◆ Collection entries
start

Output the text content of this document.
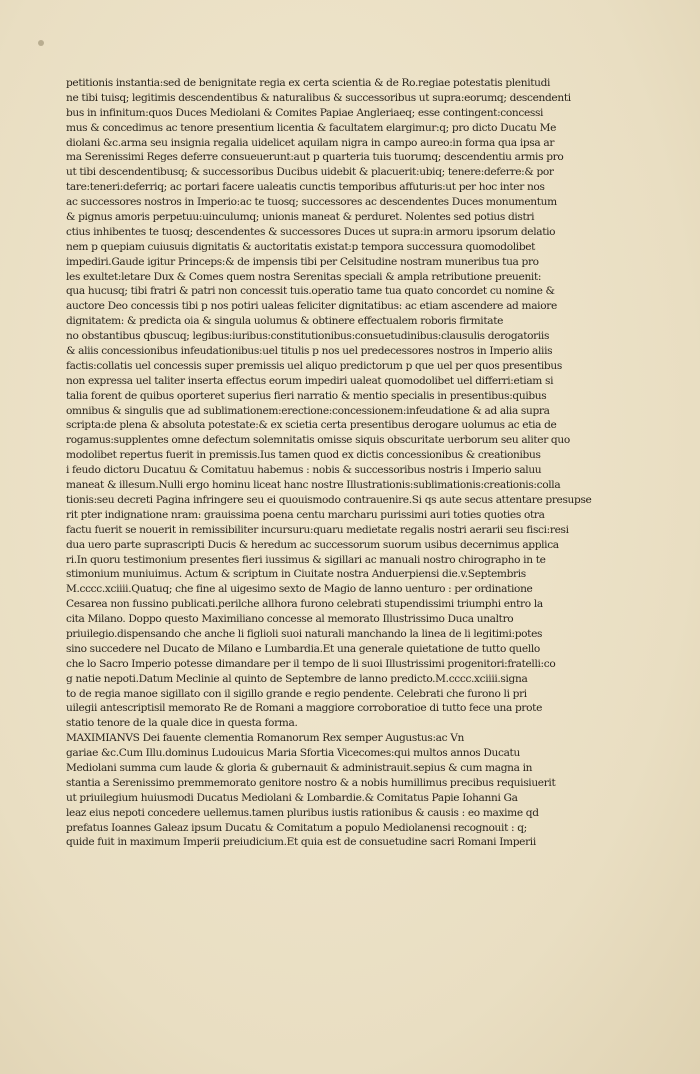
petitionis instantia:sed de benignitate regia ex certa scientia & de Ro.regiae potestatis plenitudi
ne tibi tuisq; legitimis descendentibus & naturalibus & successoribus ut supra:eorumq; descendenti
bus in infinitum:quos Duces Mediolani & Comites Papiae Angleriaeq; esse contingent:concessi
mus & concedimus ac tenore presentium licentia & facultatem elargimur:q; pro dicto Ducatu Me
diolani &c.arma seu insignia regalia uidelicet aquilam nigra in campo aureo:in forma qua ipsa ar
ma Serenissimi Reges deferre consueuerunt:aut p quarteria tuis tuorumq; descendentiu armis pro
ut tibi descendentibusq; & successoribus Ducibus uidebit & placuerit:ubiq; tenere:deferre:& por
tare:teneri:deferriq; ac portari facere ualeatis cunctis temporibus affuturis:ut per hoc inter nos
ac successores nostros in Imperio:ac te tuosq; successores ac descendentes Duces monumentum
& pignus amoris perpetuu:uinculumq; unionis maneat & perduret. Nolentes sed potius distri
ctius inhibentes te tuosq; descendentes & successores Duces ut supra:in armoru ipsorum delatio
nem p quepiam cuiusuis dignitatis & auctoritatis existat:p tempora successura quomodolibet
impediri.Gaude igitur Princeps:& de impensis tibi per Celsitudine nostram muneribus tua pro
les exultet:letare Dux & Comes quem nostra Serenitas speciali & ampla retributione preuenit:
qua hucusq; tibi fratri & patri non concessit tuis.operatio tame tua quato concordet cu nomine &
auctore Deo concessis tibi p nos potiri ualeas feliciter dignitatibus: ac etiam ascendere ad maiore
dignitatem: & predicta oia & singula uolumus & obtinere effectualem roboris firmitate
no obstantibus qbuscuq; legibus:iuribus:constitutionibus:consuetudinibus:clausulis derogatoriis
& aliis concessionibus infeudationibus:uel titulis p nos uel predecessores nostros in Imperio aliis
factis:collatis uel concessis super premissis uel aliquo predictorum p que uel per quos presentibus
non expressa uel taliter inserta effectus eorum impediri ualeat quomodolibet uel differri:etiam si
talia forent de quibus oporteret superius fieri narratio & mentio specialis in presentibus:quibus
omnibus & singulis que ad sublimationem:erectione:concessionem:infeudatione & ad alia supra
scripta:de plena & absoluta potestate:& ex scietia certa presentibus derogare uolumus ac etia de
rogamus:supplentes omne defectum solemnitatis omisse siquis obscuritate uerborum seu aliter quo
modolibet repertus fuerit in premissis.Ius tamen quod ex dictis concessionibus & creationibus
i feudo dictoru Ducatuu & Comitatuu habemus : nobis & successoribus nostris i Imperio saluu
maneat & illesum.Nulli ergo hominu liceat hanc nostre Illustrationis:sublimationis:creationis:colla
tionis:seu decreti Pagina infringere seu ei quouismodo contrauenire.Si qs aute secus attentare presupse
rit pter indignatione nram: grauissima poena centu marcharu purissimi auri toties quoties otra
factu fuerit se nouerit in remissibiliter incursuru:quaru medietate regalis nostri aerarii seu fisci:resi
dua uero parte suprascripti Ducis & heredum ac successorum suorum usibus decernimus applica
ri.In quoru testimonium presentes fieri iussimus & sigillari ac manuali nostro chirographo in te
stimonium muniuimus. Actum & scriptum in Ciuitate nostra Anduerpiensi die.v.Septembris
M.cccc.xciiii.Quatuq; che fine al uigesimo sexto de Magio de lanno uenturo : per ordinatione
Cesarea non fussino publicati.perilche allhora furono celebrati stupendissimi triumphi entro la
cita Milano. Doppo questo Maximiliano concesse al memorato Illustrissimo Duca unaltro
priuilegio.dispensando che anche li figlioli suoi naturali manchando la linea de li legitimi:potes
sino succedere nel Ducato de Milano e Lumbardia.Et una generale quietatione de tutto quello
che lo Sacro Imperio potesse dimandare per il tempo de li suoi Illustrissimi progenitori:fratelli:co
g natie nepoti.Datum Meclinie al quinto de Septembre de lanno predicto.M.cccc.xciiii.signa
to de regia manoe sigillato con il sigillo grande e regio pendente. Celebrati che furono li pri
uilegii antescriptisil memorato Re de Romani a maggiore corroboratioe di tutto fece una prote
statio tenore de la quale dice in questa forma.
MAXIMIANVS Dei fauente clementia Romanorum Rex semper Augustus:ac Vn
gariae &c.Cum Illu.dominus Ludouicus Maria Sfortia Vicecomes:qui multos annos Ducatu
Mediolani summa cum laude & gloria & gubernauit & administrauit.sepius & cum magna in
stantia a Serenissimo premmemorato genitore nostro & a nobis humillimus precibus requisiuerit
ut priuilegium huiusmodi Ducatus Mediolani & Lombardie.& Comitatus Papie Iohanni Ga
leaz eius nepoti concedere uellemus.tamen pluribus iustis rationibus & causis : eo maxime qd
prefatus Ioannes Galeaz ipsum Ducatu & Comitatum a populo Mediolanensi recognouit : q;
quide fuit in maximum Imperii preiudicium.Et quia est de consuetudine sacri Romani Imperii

end

◆ Required task
Reproduce all entries exactly. Pictures do not belong in the copy.

◆ Worked solution
Output the text content of this document.
petitionis instantia:sed de benignitate regia ex certa scientia & de Ro.regiae potestatis plenitudi
ne tibi tuisq; legitimis descendentibus & naturalibus & successoribus ut supra:eorumq; descendenti
bus in infinitum:quos Duces Mediolani & Comites Papiae Angleriaeq; esse contingent:concessi
mus & concedimus ac tenore presentium licentia & facultatem elargimur:q; pro dicto Ducatu Me
diolani &c.arma seu insignia regalia uidelicet aquilam nigra in campo aureo:in forma qua ipsa ar
ma Serenissimi Reges deferre consueuerunt:aut p quarteria tuis tuorumq; descendentiu armis pro
ut tibi descendentibusq; & successoribus Ducibus uidebit & placuerit:ubiq; tenere:deferre:& por
tare:teneri:deferriq; ac portari facere ualeatis cunctis temporibus affuturis:ut per hoc inter nos
ac successores nostros in Imperio:ac te tuosq; successores ac descendentes Duces monumentum
& pignus amoris perpetuu:uinculumq; unionis maneat & perduret. Nolentes sed potius distri
ctius inhibentes te tuosq; descendentes & successores Duces ut supra:in armoru ipsorum delatio
nem p quepiam cuiusuis dignitatis & auctoritatis existat:p tempora successura quomodolibet
impediri.Gaude igitur Princeps:& de impensis tibi per Celsitudine nostram muneribus tua pro
les exultet:letare Dux & Comes quem nostra Serenitas speciali & ampla retributione preuenit:
qua hucusq; tibi fratri & patri non concessit tuis.operatio tame tua quato concordet cu nomine &
auctore Deo concessis tibi p nos potiri ualeas feliciter dignitatibus: ac etiam ascendere ad maiore
dignitatem: & predicta oia & singula uolumus & obtinere effectualem roboris firmitate
no obstantibus qbuscuq; legibus:iuribus:constitutionibus:consuetudinibus:clausulis derogatoriis
& aliis concessionibus infeudationibus:uel titulis p nos uel predecessores nostros in Imperio aliis
factis:collatis uel concessis super premissis uel aliquo predictorum p que uel per quos presentibus
non expressa uel taliter inserta effectus eorum impediri ualeat quomodolibet uel differri:etiam si
talia forent de quibus oporteret superius fieri narratio & mentio specialis in presentibus:quibus
omnibus & singulis que ad sublimationem:erectione:concessionem:infeudatione & ad alia supra
scripta:de plena & absoluta potestate:& ex scietia certa presentibus derogare uolumus ac etia de
rogamus:supplentes omne defectum solemnitatis omisse siquis obscuritate uerborum seu aliter quo
modolibet repertus fuerit in premissis.Ius tamen quod ex dictis concessionibus & creationibus
i feudo dictoru Ducatuu & Comitatuu habemus : nobis & successoribus nostris i Imperio saluu
maneat & illesum.Nulli ergo hominu liceat hanc nostre Illustrationis:sublimationis:creationis:colla
tionis:seu decreti Pagina infringere seu ei quouismodo contrauenire.Si qs aute secus attentare presupse
rit pter indignatione nram: grauissima poena centu marcharu purissimi auri toties quoties otra
factu fuerit se nouerit in remissibiliter incursuru:quaru medietate regalis nostri aerarii seu fisci:resi
dua uero parte suprascripti Ducis & heredum ac successorum suorum usibus decernimus applica
ri.In quoru testimonium presentes fieri iussimus & sigillari ac manuali nostro chirographo in te
stimonium muniuimus. Actum & scriptum in Ciuitate nostra Anduerpiensi die.v.Septembris
M.cccc.xciiii.Quatuq; che fine al uigesimo sexto de Magio de lanno uenturo : per ordinatione
Cesarea non fussino publicati.perilche allhora furono celebrati stupendissimi triumphi entro la
cita Milano. Doppo questo Maximiliano concesse al memorato Illustrissimo Duca unaltro
priuilegio.dispensando che anche li figlioli suoi naturali manchando la linea de li legitimi:potes
sino succedere nel Ducato de Milano e Lumbardia.Et una generale quietatione de tutto quello
che lo Sacro Imperio potesse dimandare per il tempo de li suoi Illustrissimi progenitori:fratelli:co
g natie nepoti.Datum Meclinie al quinto de Septembre de lanno predicto.M.cccc.xciiii.signa
to de regia manoe sigillato con il sigillo grande e regio pendente. Celebrati che furono li pri
uilegii antescriptisil memorato Re de Romani a maggiore corroboratioe di tutto fece una prote
statio tenore de la quale dice in questa forma.
MAXIMIANVS Dei fauente clementia Romanorum Rex semper Augustus:ac Vn
gariae &c.Cum Illu.dominus Ludouicus Maria Sfortia Vicecomes:qui multos annos Ducatu
Mediolani summa cum laude & gloria & gubernauit & administrauit.sepius & cum magna in
stantia a Serenissimo premmemorato genitore nostro & a nobis humillimus precibus requisiuerit
ut priuilegium huiusmodi Ducatus Mediolani & Lombardie.& Comitatus Papie Iohanni Ga
leaz eius nepoti concedere uellemus.tamen pluribus iustis rationibus & causis : eo maxime qd
prefatus Ioannes Galeaz ipsum Ducatu & Comitatum a populo Mediolanensi recognouit : q;
quide fuit in maximum Imperii preiudicium.Et quia est de consuetudine sacri Romani Imperii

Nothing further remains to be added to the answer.